### What you should do
Show every line below where "Влашук" can be found.

### Entries

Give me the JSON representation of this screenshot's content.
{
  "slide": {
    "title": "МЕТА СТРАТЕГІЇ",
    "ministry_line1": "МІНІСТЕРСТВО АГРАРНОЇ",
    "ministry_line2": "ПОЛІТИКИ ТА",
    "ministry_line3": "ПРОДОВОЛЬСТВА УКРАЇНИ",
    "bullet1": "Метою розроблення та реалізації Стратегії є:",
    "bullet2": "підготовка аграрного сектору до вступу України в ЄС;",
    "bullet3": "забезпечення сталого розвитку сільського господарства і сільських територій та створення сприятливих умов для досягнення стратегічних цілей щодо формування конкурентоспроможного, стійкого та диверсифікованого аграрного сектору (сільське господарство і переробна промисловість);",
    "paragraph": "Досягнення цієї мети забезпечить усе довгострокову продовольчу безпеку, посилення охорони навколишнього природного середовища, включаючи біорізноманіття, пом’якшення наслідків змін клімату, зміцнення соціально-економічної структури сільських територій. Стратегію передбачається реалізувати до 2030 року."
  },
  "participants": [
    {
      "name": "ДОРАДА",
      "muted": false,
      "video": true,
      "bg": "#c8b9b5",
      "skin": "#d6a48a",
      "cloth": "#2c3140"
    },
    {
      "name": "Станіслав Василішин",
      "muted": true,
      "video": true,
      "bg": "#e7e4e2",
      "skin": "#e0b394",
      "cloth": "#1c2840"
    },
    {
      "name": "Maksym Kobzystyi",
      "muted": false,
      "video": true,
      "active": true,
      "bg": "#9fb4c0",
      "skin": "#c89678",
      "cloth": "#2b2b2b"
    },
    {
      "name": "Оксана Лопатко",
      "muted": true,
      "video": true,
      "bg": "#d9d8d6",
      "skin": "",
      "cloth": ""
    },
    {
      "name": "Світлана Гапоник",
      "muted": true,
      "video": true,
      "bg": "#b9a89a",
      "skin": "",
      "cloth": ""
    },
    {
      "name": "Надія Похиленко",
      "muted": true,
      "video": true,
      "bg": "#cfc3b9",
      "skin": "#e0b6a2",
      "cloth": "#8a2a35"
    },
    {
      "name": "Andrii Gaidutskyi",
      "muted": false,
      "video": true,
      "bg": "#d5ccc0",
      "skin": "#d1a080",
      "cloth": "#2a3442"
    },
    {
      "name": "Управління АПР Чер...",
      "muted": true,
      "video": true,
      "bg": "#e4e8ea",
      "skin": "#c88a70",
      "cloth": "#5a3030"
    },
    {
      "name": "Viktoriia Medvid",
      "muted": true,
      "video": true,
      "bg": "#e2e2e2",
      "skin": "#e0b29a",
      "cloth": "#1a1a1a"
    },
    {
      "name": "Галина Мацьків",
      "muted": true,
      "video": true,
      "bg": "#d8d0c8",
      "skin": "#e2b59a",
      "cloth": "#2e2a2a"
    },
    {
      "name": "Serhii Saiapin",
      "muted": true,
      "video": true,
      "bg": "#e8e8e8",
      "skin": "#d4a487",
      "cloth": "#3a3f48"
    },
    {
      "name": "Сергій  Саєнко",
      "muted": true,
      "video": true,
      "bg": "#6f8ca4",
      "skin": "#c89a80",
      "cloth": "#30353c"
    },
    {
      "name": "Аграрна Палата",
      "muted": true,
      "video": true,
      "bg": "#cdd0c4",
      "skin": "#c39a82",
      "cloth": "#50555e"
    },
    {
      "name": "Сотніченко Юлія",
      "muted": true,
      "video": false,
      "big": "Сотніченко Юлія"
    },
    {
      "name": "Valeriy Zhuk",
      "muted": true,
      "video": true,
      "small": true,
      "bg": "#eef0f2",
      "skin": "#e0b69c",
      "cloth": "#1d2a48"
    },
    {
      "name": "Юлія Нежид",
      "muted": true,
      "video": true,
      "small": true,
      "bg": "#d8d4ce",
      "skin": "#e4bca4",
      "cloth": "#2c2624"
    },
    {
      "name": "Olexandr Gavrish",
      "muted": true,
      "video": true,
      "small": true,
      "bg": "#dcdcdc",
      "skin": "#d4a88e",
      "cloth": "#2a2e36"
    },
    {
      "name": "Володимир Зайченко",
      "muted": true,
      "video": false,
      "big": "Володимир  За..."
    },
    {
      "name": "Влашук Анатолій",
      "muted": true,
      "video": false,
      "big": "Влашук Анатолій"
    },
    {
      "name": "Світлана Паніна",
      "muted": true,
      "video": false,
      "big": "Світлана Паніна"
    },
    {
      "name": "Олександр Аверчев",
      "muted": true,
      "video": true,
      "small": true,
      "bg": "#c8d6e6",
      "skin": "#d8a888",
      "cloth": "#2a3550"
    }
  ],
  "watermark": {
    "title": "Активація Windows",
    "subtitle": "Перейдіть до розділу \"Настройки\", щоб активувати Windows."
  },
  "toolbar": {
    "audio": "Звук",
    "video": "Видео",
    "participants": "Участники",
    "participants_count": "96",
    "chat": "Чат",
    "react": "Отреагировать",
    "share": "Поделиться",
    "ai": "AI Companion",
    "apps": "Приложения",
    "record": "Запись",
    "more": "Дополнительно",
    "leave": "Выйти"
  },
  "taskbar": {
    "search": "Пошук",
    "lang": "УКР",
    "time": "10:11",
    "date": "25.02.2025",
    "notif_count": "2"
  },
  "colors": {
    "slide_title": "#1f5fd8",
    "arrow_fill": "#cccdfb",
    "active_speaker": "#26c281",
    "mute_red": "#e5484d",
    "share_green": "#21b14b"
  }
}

### Completed task
      "name": "Влашук Анатолій",
      "big": "Влашук Анатолій"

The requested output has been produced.